(Stored items from a collection)
"""

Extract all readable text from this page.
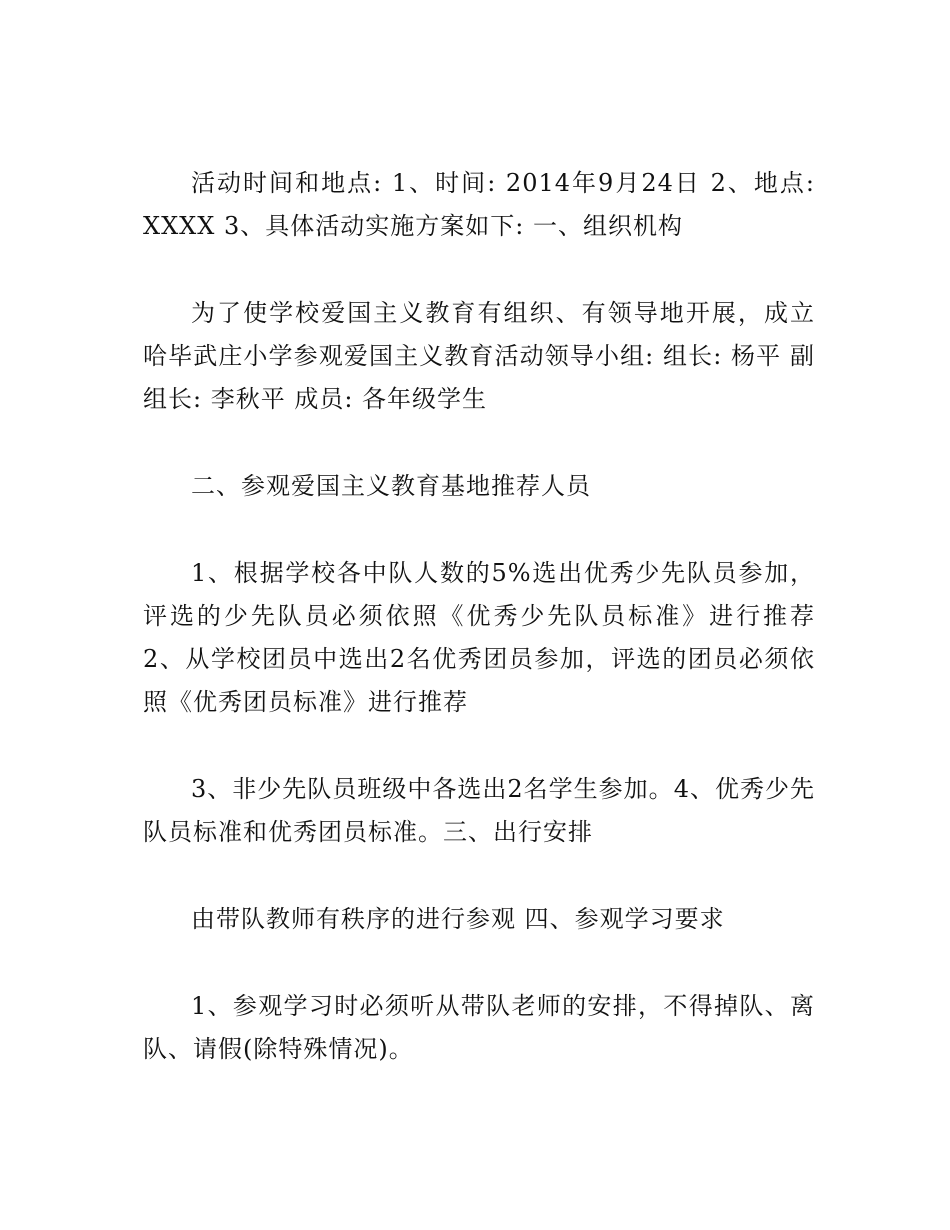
活动时间和地点: 1、时间: 2014年9月24日 2、地点: XXXX 3、具体活动实施方案如下: 一、组织机构

为了使学校爱国主义教育有组织、有领导地开展，成立哈毕武庄小学参观爱国主义教育活动领导小组: 组长: 杨平 副组长: 李秋平 成员: 各年级学生

二、参观爱国主义教育基地推荐人员

1、根据学校各中队人数的5%选出优秀少先队员参加，评选的少先队员必须依照《优秀少先队员标准》进行推荐 2、从学校团员中选出2名优秀团员参加，评选的团员必须依照《优秀团员标准》进行推荐

3、非少先队员班级中各选出2名学生参加。4、优秀少先队员标准和优秀团员标准。三、出行安排

由带队教师有秩序的进行参观 四、参观学习要求

1、参观学习时必须听从带队老师的安排，不得掉队、离队、请假(除特殊情况)。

"""

STATED TASK: The material above holds pictures; copy everything else in it exactly.

ANSWER TO THIS EXERCISE:
Extract all readable text from this page.
活动时间和地点: 1、时间: 2014年9月24日 2、地点: XXXX 3、具体活动实施方案如下: 一、组织机构

为了使学校爱国主义教育有组织、有领导地开展，成立哈毕武庄小学参观爱国主义教育活动领导小组: 组长: 杨平 副组长: 李秋平 成员: 各年级学生

二、参观爱国主义教育基地推荐人员

1、根据学校各中队人数的5%选出优秀少先队员参加，评选的少先队员必须依照《优秀少先队员标准》进行推荐 2、从学校团员中选出2名优秀团员参加，评选的团员必须依照《优秀团员标准》进行推荐

3、非少先队员班级中各选出2名学生参加。4、优秀少先队员标准和优秀团员标准。三、出行安排

由带队教师有秩序的进行参观 四、参观学习要求

1、参观学习时必须听从带队老师的安排，不得掉队、离队、请假(除特殊情况)。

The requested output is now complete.